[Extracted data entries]

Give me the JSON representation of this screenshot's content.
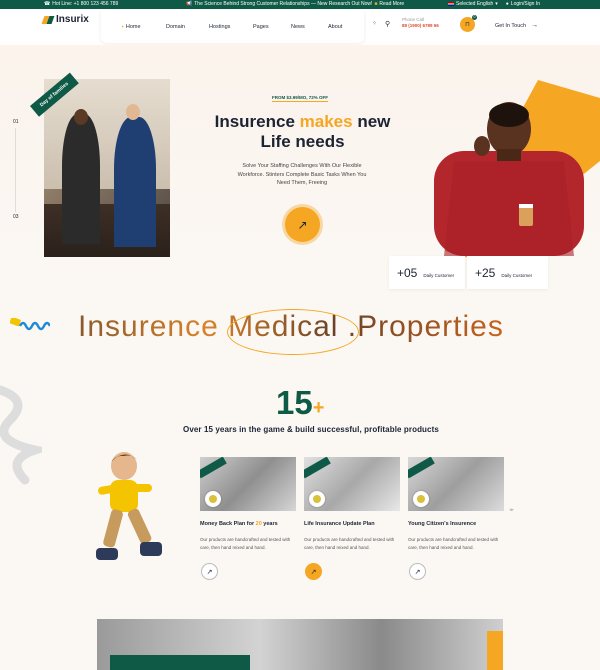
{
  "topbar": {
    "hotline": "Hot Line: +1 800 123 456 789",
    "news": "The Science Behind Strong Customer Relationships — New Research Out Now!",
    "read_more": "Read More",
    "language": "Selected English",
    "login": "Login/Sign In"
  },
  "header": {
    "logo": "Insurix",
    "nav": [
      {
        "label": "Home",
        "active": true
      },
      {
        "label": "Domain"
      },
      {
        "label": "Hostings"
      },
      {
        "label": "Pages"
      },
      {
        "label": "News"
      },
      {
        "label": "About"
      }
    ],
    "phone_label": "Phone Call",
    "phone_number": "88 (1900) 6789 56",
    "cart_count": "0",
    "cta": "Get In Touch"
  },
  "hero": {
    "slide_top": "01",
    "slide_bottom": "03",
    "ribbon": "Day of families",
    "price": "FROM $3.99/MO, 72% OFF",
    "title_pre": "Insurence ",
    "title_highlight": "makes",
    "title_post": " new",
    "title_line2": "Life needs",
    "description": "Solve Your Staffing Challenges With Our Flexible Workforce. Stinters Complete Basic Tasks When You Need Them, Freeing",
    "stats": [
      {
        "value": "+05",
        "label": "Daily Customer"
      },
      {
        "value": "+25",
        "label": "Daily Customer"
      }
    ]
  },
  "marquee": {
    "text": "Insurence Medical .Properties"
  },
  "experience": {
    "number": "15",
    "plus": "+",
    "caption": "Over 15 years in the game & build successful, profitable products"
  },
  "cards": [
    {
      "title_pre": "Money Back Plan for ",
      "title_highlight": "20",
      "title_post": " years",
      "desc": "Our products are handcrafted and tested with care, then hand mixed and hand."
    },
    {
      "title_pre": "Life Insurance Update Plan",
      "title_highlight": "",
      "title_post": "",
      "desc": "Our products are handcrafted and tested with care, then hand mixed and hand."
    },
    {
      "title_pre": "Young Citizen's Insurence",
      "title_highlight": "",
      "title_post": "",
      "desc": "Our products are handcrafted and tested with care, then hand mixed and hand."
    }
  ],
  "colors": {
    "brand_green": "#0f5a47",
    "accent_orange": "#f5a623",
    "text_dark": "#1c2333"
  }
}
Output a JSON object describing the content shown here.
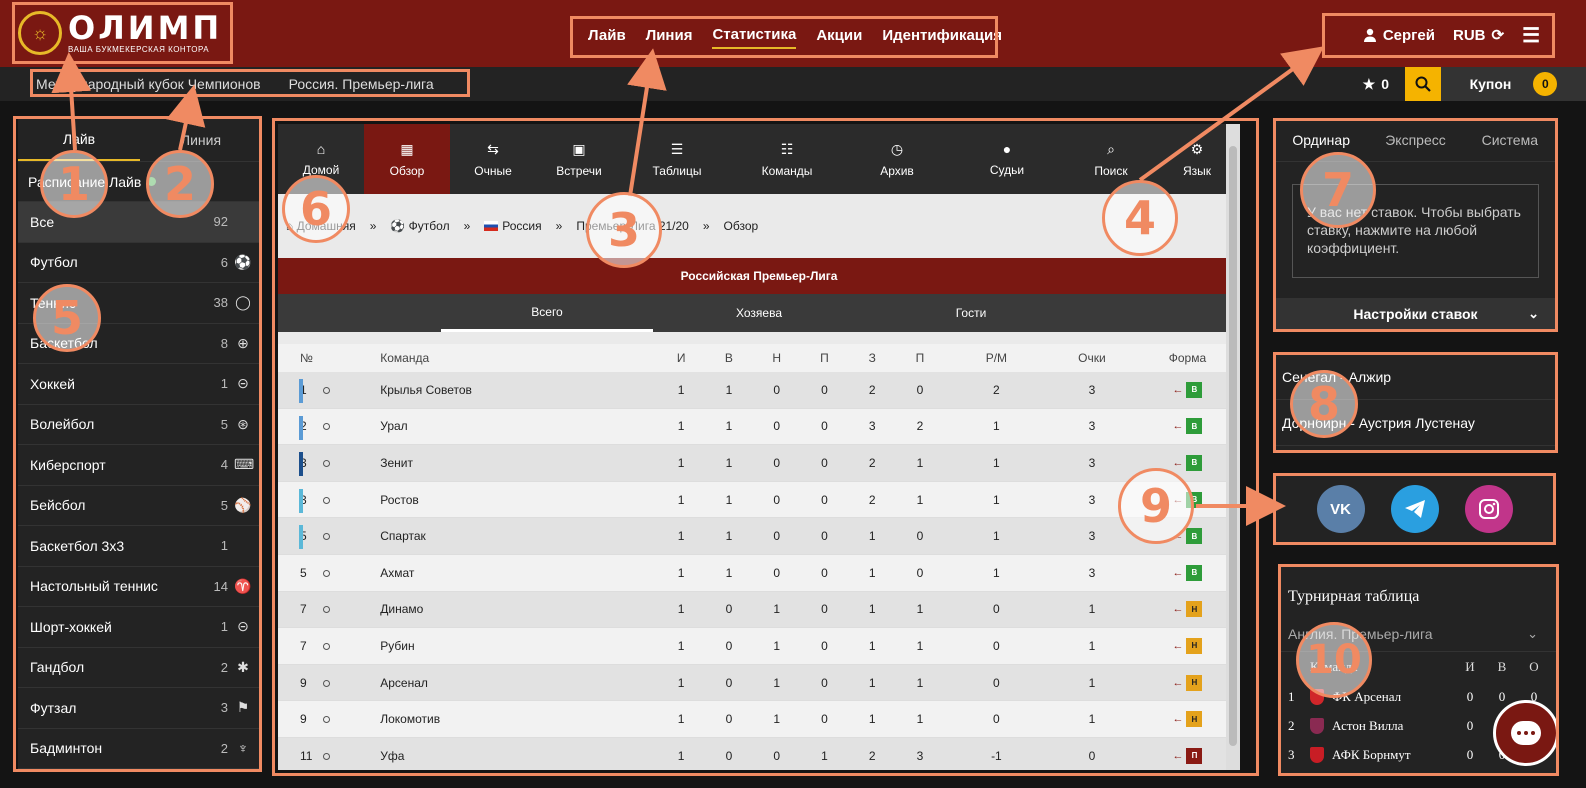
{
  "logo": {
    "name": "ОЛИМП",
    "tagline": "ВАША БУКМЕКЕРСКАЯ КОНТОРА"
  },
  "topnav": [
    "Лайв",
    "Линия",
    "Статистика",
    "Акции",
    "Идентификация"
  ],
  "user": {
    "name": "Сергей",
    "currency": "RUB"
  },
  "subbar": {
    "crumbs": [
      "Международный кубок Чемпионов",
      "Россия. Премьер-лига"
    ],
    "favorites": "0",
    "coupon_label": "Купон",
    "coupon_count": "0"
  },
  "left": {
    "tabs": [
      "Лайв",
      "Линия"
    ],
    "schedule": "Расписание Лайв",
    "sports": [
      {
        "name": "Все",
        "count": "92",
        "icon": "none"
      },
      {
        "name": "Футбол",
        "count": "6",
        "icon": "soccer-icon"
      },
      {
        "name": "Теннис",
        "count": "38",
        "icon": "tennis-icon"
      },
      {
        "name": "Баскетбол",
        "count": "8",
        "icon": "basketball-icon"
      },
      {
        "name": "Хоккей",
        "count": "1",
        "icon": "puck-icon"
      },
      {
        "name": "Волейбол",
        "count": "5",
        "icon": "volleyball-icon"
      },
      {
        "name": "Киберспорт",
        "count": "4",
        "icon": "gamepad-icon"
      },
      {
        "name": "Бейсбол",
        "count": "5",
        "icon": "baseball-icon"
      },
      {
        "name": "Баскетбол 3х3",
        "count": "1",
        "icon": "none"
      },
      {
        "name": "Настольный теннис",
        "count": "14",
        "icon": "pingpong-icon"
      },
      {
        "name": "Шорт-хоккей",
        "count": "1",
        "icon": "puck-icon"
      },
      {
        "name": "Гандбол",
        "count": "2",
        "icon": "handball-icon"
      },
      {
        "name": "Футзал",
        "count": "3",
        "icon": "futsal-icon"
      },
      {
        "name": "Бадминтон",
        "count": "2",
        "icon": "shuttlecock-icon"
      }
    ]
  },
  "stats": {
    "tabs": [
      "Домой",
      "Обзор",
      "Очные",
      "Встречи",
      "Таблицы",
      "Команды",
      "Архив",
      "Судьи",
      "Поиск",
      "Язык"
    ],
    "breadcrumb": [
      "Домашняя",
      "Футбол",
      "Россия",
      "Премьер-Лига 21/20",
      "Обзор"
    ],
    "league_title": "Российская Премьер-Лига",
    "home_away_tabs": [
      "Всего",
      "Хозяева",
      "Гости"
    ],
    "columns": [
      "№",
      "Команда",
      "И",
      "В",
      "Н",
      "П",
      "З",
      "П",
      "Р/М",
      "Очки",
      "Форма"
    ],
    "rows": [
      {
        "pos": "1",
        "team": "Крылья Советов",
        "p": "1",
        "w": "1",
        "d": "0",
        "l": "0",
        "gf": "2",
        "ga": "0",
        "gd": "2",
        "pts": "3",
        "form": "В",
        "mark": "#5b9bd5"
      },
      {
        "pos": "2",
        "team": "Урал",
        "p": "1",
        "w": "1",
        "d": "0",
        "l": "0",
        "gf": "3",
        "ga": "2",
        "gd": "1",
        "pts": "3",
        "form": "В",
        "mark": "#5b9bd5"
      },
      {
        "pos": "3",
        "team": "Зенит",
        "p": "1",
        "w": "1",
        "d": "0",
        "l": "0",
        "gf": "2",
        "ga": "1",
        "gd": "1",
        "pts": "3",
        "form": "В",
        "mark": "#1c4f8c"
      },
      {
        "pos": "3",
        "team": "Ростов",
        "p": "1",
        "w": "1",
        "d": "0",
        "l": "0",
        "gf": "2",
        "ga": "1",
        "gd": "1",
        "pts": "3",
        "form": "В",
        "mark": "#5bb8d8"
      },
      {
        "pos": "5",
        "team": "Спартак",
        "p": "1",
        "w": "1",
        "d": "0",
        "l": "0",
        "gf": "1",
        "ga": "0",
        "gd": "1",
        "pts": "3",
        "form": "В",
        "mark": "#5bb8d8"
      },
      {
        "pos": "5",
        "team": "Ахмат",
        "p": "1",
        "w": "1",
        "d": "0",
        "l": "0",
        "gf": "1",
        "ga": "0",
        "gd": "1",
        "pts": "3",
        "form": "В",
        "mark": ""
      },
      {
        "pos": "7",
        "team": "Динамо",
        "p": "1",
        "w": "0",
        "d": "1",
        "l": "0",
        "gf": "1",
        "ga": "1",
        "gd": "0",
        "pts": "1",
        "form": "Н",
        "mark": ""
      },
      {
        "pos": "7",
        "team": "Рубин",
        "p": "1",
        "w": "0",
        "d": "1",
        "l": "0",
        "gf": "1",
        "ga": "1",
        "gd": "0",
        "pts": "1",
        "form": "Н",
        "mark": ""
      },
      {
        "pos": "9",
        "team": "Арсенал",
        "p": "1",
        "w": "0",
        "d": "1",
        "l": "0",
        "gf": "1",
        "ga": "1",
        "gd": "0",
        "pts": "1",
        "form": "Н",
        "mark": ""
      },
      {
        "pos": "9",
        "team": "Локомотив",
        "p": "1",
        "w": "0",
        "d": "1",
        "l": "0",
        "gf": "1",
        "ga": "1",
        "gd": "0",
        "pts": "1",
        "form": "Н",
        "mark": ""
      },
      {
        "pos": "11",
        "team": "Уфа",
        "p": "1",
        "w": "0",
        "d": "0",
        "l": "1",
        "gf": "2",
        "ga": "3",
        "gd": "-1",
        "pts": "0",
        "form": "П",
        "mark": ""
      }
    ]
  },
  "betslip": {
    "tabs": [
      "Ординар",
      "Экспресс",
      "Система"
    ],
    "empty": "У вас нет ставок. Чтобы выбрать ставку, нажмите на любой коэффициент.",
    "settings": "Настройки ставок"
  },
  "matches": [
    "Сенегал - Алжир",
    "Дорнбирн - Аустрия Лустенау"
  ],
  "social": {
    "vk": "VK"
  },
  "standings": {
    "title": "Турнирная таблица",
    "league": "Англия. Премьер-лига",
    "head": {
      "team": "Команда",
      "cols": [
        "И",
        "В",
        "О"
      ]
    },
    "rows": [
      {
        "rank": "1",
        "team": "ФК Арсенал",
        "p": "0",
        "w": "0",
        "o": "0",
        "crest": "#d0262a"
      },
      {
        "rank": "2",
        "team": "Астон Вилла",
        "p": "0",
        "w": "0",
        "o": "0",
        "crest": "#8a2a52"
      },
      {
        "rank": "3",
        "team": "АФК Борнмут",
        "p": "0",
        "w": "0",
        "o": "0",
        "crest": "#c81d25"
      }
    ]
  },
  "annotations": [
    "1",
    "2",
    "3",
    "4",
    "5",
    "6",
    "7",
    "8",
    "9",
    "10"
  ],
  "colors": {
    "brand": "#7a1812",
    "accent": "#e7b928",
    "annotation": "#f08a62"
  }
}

## Request
Give nothing but the number of lines containing the string "Life".

## Solved problem
2